Texte présenté:
###

Appel à la mobilisation des milieux antiséparatistes

A l'appel des comités de campagne du Jura bernois, plus de 500 personnes ont manifesté samedi au col de Pierre-Pertuis (BE) leur refus de créer un canton avec le Jura. A deux mois du vote sur la Question jurassienne, les milieux antiséparatistes appellent à la mobilisation.

Une grande partie des sympathisants venus défendre le non lors de la votation du 24 novembre ont déjà vécu les plébiscites des années 70, qui ont conduit à la partition du Jura historique. Les ténors de la cause antiséparatiste ont tous fait le déplacement pour participer à ce rassemblement aux couleurs patriotiques pour défendre le maintien du Jura bernois dans le canton de Berne.

L'écusson bernois était omniprésent sur cette prairie qui culmine à plus de 800 mètres d'altitude, entre Tavannes et Sonceboz.

Appel à la mobilisation

"Il faut mobiliser notre population et lui demander d'aller voter", a déclaré sur un ton très combatif Marc-André Houmard, figure historique de la lutte antiséparatiste et âgé de 85 ans.

"Nous voulons encore davantage convaincre les habitants du Jura bernois de se rendre aux urnes pour dire non", a souligné la co-présidente de "Notre Jura bernois" Virginie Heyer.

Pour l'ancienne conseillère nationale Geneviève Aubry, le Jura bernois doit montrer sa volonté et sa ténacité à rester bernois. "Nous nous sentons bien chez nous dans un grand canton bilingue", a ajouté la présidente du comité de campagne "65+".

###

Données d'analyse de la mise en page de documents:
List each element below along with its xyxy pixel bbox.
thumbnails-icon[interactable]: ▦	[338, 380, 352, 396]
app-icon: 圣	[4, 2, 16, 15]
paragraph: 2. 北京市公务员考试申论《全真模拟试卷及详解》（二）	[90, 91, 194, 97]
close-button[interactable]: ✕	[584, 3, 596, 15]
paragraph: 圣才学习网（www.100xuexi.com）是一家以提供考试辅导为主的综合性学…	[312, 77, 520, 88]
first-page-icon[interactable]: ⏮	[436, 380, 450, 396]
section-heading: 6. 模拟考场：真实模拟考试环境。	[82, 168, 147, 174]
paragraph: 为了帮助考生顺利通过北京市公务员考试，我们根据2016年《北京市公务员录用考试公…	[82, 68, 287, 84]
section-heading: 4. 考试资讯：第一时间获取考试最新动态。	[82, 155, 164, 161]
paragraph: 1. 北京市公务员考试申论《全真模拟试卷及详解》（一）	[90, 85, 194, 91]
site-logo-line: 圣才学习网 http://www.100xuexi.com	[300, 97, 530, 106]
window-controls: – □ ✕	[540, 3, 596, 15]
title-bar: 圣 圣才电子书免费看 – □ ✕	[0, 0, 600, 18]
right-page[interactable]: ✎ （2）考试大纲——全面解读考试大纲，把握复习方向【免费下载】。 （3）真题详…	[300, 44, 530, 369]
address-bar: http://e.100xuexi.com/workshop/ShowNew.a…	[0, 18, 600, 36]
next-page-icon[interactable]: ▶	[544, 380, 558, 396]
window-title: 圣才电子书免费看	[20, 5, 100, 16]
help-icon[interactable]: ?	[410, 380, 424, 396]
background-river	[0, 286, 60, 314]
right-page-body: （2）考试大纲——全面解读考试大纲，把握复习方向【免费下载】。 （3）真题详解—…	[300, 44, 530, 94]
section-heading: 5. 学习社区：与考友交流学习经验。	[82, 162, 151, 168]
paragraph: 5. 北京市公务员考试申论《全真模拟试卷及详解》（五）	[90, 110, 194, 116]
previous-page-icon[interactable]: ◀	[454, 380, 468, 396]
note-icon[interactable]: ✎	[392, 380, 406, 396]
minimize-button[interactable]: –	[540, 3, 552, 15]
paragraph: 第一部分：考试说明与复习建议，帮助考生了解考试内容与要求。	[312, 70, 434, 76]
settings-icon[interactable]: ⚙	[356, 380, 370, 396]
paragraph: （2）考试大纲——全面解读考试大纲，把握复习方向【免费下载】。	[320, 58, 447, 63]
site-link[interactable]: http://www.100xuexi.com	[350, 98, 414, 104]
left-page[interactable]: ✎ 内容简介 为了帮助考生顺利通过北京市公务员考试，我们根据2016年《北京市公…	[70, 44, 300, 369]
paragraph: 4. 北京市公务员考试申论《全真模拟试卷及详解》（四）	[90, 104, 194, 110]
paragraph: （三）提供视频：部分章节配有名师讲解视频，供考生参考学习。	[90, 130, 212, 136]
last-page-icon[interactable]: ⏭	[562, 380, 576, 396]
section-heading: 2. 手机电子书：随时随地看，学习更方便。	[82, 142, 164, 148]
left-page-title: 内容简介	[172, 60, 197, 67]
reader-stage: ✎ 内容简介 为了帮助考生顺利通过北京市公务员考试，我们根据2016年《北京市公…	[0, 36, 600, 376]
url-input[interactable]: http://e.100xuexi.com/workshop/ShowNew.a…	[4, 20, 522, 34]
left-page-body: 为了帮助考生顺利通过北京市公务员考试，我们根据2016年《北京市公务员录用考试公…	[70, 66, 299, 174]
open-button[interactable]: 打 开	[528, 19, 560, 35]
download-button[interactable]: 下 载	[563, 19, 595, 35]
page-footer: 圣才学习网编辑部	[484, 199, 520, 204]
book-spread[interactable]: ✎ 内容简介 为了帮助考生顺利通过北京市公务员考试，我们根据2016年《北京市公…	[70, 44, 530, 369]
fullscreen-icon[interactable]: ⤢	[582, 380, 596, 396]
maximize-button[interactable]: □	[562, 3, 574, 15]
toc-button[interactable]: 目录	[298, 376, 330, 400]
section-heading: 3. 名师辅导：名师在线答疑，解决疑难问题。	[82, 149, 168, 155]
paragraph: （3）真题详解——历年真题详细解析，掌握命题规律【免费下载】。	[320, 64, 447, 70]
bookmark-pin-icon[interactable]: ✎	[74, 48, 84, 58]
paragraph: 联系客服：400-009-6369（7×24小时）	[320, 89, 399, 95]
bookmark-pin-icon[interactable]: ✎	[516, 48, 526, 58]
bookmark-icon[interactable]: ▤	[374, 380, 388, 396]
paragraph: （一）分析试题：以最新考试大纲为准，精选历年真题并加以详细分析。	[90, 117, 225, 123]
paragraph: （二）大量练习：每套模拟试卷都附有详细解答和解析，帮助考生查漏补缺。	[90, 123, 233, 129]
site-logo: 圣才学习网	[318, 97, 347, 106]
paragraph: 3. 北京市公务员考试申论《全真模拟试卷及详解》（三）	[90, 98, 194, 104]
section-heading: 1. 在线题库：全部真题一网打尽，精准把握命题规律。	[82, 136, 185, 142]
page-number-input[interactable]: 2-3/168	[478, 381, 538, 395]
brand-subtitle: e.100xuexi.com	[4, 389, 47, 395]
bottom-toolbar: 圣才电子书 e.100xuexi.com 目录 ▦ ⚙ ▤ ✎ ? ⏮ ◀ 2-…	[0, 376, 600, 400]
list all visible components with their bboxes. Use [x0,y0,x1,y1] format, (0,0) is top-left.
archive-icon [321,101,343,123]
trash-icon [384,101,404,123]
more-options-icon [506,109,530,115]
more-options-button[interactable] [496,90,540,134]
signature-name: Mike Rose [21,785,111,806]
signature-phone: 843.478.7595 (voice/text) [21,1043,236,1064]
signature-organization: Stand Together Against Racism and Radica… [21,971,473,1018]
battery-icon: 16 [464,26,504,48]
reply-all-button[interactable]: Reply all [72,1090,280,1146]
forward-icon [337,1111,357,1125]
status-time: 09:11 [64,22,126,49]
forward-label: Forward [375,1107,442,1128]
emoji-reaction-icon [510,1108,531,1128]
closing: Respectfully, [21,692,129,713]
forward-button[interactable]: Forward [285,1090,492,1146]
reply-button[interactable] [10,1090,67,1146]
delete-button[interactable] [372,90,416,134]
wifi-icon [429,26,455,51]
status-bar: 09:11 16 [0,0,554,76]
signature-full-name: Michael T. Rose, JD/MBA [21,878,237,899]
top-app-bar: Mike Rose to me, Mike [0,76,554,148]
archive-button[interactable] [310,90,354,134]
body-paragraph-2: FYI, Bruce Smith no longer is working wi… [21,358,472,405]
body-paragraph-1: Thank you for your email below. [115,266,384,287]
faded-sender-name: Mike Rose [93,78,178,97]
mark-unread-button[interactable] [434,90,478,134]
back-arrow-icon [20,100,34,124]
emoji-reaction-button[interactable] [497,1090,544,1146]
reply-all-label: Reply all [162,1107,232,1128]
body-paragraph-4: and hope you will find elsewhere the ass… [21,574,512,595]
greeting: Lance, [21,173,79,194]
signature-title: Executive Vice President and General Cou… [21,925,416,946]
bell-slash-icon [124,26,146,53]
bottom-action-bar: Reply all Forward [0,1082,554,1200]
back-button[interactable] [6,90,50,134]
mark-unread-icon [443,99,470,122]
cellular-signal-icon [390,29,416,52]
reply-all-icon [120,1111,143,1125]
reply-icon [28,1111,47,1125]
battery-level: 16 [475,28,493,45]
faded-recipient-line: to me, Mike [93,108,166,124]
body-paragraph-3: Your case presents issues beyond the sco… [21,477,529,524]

###

Mise en pratique:
A. Réécrivez le passage du texte présenté en partant de « Appel à la mobilisation des » et en allant jusqu'à « canton de Berne. », en remplaçant « samedi » par « dimanche ».
B. D'après le texte présenté, quel âge a Marc-André Houmard ?

Résultats des exercices:
A.
Appel à la mobilisation des milieux antiséparatistes

A l'appel des comités de campagne du Jura bernois, plus de 500 personnes ont manifesté dimanche au col de Pierre-Pertuis (BE) leur refus de créer un canton avec le Jura. A deux mois du vote sur la Question jurassienne, les milieux antiséparatistes appellent à la mobilisation.

Une grande partie des sympathisants venus défendre le non lors de la votation du 24 novembre ont déjà vécu les plébiscites des années 70, qui ont conduit à la partition du Jura historique. Les ténors de la cause antiséparatiste ont tous fait le déplacement pour participer à ce rassemblement aux couleurs patriotiques pour défendre le maintien du Jura bernois dans le canton de Berne.

B. Marc-André Houmard est âgé de 85 ans.